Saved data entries
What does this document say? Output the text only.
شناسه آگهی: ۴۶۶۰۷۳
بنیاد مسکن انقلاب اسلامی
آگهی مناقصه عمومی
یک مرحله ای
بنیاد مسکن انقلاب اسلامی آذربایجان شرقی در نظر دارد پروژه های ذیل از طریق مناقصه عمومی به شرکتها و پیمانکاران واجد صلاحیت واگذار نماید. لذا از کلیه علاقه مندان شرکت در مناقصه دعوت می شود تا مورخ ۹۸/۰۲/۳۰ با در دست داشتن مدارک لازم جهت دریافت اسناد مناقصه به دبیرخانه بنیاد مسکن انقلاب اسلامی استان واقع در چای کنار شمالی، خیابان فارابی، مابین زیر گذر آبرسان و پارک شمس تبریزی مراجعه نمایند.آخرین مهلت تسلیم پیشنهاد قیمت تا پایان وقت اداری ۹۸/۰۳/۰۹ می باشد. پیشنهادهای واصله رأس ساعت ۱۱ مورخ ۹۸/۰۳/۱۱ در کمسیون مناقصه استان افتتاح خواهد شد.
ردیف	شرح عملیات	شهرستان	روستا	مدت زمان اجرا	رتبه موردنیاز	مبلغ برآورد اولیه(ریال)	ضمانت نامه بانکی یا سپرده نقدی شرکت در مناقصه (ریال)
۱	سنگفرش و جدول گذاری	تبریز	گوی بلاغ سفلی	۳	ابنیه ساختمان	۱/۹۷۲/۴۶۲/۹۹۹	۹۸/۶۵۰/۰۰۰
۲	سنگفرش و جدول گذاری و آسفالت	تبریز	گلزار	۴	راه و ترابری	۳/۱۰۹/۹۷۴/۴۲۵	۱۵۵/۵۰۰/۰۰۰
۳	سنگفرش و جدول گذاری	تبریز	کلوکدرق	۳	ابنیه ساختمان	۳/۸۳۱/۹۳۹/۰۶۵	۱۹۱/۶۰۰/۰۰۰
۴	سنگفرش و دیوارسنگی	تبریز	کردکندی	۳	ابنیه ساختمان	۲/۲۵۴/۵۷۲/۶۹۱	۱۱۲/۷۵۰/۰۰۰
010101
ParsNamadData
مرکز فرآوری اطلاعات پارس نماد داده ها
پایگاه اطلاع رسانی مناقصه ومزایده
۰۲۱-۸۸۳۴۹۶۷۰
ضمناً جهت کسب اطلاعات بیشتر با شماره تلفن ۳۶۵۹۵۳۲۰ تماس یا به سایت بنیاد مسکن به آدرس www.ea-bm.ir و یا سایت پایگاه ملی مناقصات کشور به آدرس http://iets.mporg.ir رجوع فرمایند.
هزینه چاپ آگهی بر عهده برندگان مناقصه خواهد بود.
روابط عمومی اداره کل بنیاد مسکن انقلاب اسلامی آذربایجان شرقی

---

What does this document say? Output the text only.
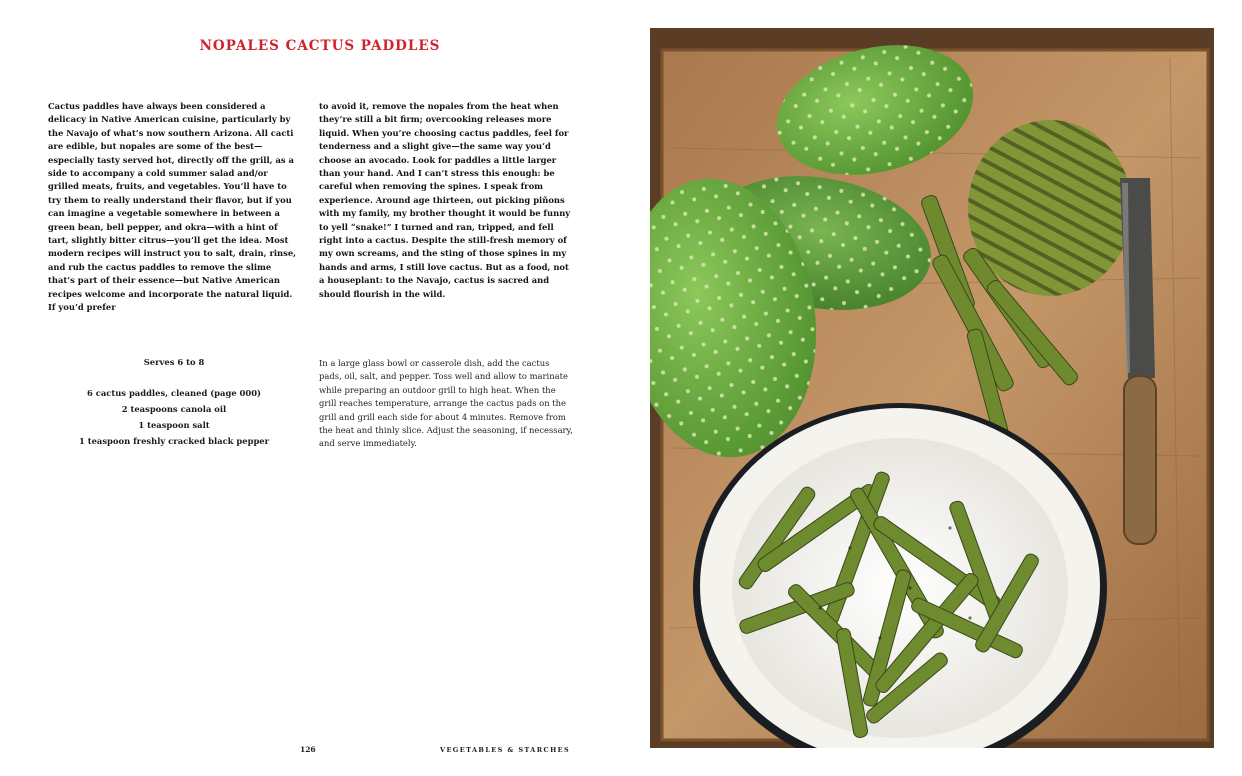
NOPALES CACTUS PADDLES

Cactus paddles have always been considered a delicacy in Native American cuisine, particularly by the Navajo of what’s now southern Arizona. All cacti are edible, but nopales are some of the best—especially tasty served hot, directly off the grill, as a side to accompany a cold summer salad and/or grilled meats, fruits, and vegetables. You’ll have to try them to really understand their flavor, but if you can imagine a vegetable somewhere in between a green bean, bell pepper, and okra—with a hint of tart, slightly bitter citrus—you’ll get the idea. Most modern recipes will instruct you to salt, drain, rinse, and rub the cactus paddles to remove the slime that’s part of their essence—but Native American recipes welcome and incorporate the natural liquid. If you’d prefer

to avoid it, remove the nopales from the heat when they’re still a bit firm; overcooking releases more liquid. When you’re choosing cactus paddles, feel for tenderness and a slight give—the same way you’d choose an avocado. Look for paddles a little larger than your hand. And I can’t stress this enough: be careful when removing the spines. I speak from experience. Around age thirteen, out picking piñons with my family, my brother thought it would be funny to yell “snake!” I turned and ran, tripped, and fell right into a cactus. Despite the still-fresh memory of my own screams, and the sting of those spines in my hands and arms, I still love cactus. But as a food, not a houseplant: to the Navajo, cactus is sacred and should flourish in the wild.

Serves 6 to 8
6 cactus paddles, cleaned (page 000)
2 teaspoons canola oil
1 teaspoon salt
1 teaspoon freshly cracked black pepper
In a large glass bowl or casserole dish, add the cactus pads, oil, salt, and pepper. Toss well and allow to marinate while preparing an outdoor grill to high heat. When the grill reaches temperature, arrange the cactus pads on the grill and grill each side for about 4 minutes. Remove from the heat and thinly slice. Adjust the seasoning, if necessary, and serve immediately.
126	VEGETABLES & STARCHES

...

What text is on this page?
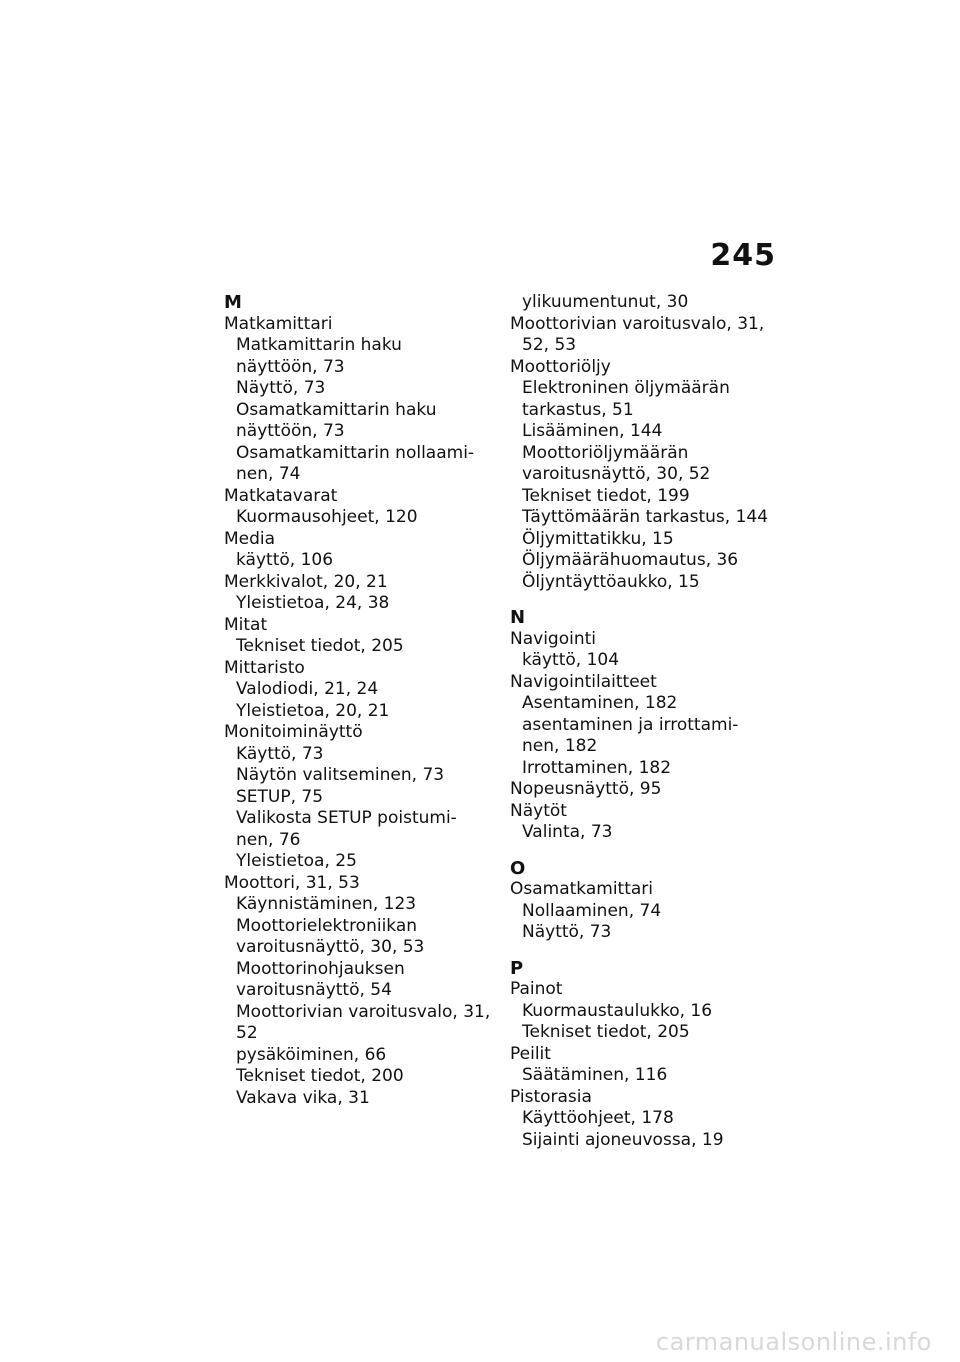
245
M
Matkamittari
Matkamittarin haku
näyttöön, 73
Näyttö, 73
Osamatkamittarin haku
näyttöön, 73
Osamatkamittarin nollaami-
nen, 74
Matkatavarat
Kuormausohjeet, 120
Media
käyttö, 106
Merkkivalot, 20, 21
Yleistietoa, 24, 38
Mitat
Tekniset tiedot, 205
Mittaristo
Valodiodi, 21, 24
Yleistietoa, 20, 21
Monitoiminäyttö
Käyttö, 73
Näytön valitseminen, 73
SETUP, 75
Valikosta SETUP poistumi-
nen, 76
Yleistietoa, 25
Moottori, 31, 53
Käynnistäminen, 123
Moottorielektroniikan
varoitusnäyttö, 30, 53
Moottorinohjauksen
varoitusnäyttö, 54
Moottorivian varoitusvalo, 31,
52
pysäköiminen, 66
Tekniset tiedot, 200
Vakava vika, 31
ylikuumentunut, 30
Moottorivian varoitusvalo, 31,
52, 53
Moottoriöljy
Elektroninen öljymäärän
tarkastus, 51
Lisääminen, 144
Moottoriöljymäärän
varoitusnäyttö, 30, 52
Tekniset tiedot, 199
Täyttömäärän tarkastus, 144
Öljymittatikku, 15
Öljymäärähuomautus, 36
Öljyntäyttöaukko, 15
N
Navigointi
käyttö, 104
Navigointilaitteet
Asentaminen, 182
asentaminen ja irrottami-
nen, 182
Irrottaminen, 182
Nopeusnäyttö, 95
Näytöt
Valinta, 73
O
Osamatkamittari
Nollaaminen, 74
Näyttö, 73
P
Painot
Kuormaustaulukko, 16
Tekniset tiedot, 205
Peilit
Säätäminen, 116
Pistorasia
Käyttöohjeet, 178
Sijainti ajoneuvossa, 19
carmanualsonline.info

== AIM OF THE EXERCISE ==
Copy each line that contains the word "پایگاه".

== FINAL RESULT ==
پایگاه اطلاع رسانی مناقصه ومزایده
ضمناً جهت کسب اطلاعات بیشتر با شماره تلفن ۳۶۵۹۵۳۲۰ تماس یا به سایت بنیاد مسکن به آدرس www.ea-bm.ir و یا سایت پایگاه ملی مناقصات کشور به آدرس http://iets.mporg.ir رجوع فرمایند.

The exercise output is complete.